---------- MATERIAL ----------

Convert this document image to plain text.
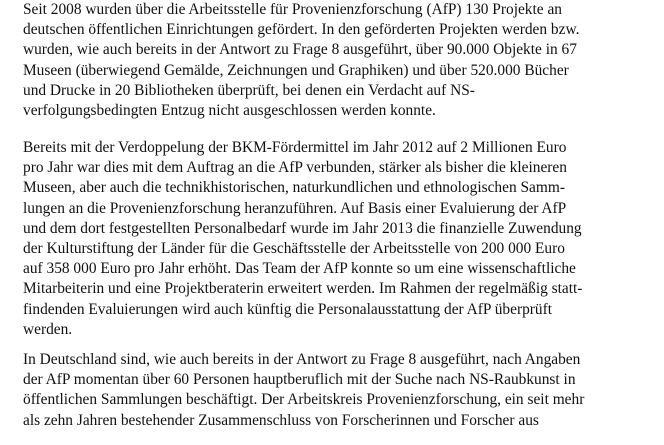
Seit 2008 wurden über die Arbeitsstelle für Provenienzforschung (AfP) 130 Projekte an
deutschen öffentlichen Einrichtungen gefördert. In den geförderten Projekten werden bzw.
wurden, wie auch bereits in der Antwort zu Frage 8 ausgeführt, über 90.000 Objekte in 67
Museen (überwiegend Gemälde, Zeichnungen und Graphiken) und über 520.000 Bücher
und Drucke in 20 Bibliotheken überprüft, bei denen ein Verdacht auf NS-
verfolgungsbedingten Entzug nicht ausgeschlossen werden konnte.

Bereits mit der Verdoppelung der BKM-Fördermittel im Jahr 2012 auf 2 Millionen Euro
pro Jahr war dies mit dem Auftrag an die AfP verbunden, stärker als bisher die kleineren
Museen, aber auch die technikhistorischen, naturkundlichen und ethnologischen Samm-
lungen an die Provenienzforschung heranzuführen. Auf Basis einer Evaluierung der AfP
und dem dort festgestellten Personalbedarf wurde im Jahr 2013 die finanzielle Zuwendung
der Kulturstiftung der Länder für die Geschäftsstelle der Arbeitsstelle von 200 000 Euro
auf 358 000 Euro pro Jahr erhöht. Das Team der AfP konnte so um eine wissenschaftliche
Mitarbeiterin und eine Projektberaterin erweitert werden. Im Rahmen der regelmäßig statt-
findenden Evaluierungen wird auch künftig die Personalausstattung der AfP überprüft
werden.

In Deutschland sind, wie auch bereits in der Antwort zu Frage 8 ausgeführt, nach Angaben
der AfP momentan über 60 Personen hauptberuflich mit der Suche nach NS-Raubkunst in
öffentlichen Sammlungen beschäftigt. Der Arbeitskreis Provenienzforschung, ein seit mehr
als zehn Jahren bestehender Zusammenschluss von Forscherinnen und Forscher aus
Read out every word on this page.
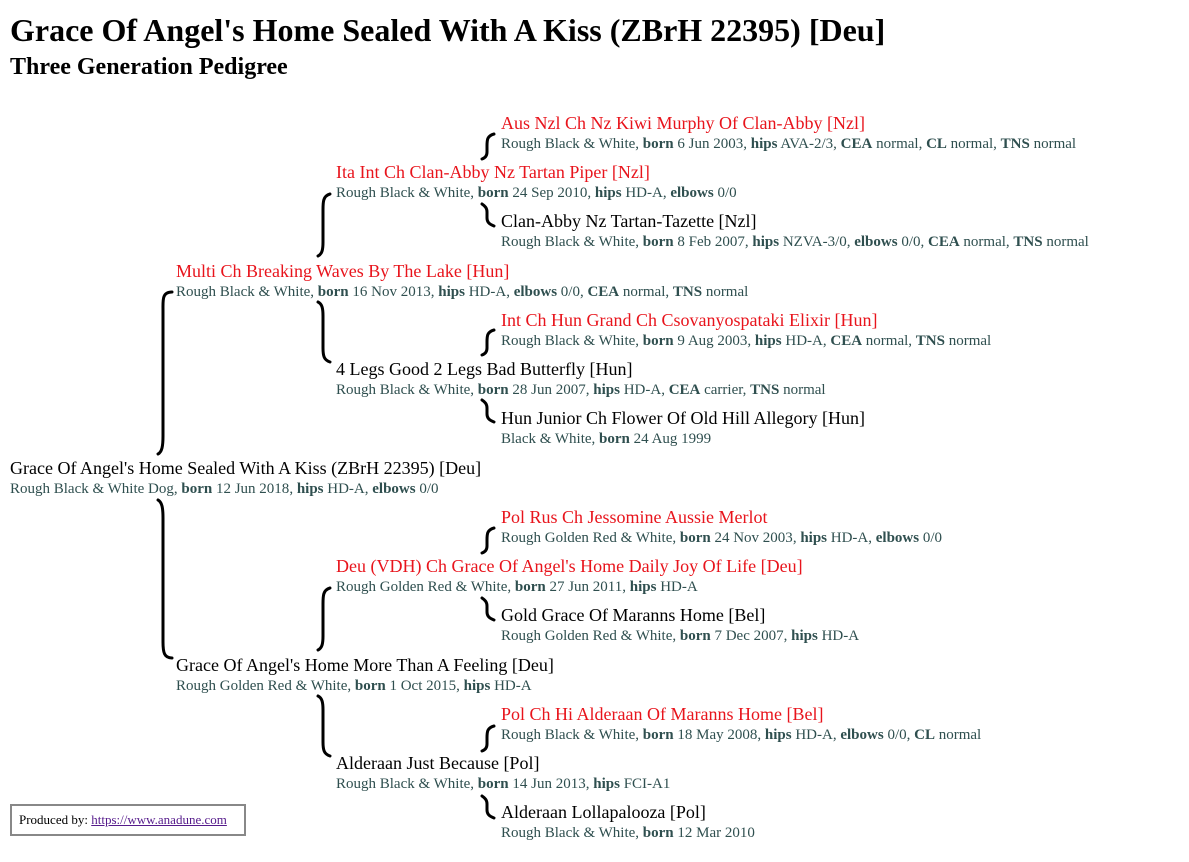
Grace Of Angel's Home Sealed With A Kiss (ZBrH 22395) [Deu]
Three Generation Pedigree
Aus Nzl Ch Nz Kiwi Murphy Of Clan-Abby [Nzl]
Rough Black & White, born 6 Jun 2003, hips AVA-2/3, CEA normal, CL normal, TNS normal
Ita Int Ch Clan-Abby Nz Tartan Piper [Nzl]
Rough Black & White, born 24 Sep 2010, hips HD-A, elbows 0/0
Clan-Abby Nz Tartan-Tazette [Nzl]
Rough Black & White, born 8 Feb 2007, hips NZVA-3/0, elbows 0/0, CEA normal, TNS normal
Multi Ch Breaking Waves By The Lake [Hun]
Rough Black & White, born 16 Nov 2013, hips HD-A, elbows 0/0, CEA normal, TNS normal
Int Ch Hun Grand Ch Csovanyospataki Elixir [Hun]
Rough Black & White, born 9 Aug 2003, hips HD-A, CEA normal, TNS normal
4 Legs Good 2 Legs Bad Butterfly [Hun]
Rough Black & White, born 28 Jun 2007, hips HD-A, CEA carrier, TNS normal
Hun Junior Ch Flower Of Old Hill Allegory [Hun]
Black & White, born 24 Aug 1999
Grace Of Angel's Home Sealed With A Kiss (ZBrH 22395) [Deu]
Rough Black & White Dog, born 12 Jun 2018, hips HD-A, elbows 0/0
Pol Rus Ch Jessomine Aussie Merlot
Rough Golden Red & White, born 24 Nov 2003, hips HD-A, elbows 0/0
Deu (VDH) Ch Grace Of Angel's Home Daily Joy Of Life [Deu]
Rough Golden Red & White, born 27 Jun 2011, hips HD-A
Gold Grace Of Maranns Home [Bel]
Rough Golden Red & White, born 7 Dec 2007, hips HD-A
Grace Of Angel's Home More Than A Feeling [Deu]
Rough Golden Red & White, born 1 Oct 2015, hips HD-A
Pol Ch Hi Alderaan Of Maranns Home [Bel]
Rough Black & White, born 18 May 2008, hips HD-A, elbows 0/0, CL normal
Alderaan Just Because [Pol]
Rough Black & White, born 14 Jun 2013, hips FCI-A1
Alderaan Lollapalooza [Pol]
Rough Black & White, born 12 Mar 2010
Produced by: https://www.anadune.com
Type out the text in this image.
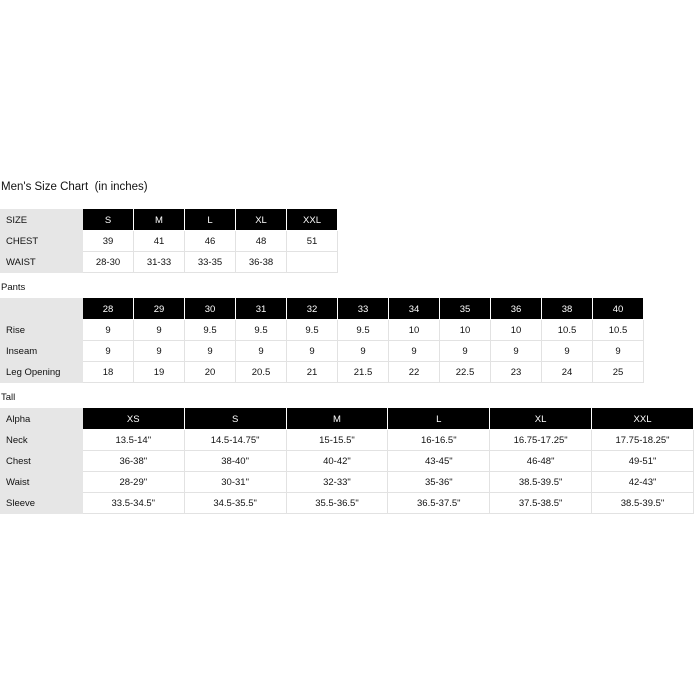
Men's Size Chart  (in inches)
SIZE	S	M	L	XL	XXL
CHEST	39	41	46	48	51
WAIST	28-30	31-33	33-35	36-38	
Pants
	28	29	30	31	32	33	34	35	36	38	40
Rise	9	9	9.5	9.5	9.5	9.5	10	10	10	10.5	10.5
Inseam	9	9	9	9	9	9	9	9	9	9	9
Leg Opening	18	19	20	20.5	21	21.5	22	22.5	23	24	25
Tall
Alpha	XS	S	M	L	XL	XXL
Neck	13.5-14"	14.5-14.75"	15-15.5"	16-16.5"	16.75-17.25"	17.75-18.25"
Chest	36-38"	38-40"	40-42"	43-45"	46-48"	49-51"
Waist	28-29"	30-31"	32-33"	35-36"	38.5-39.5"	42-43"
Sleeve	33.5-34.5"	34.5-35.5"	35.5-36.5"	36.5-37.5"	37.5-38.5"	38.5-39.5"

----------

EXERCISE BRIEF: In the entries above, identify every line with the word "öffentlichen". Copy those lines.

TASK OUTPUT:
deutschen öffentlichen Einrichtungen gefördert. In den geförderten Projekten werden bzw.
öffentlichen Sammlungen beschäftigt. Der Arbeitskreis Provenienzforschung, ein seit mehr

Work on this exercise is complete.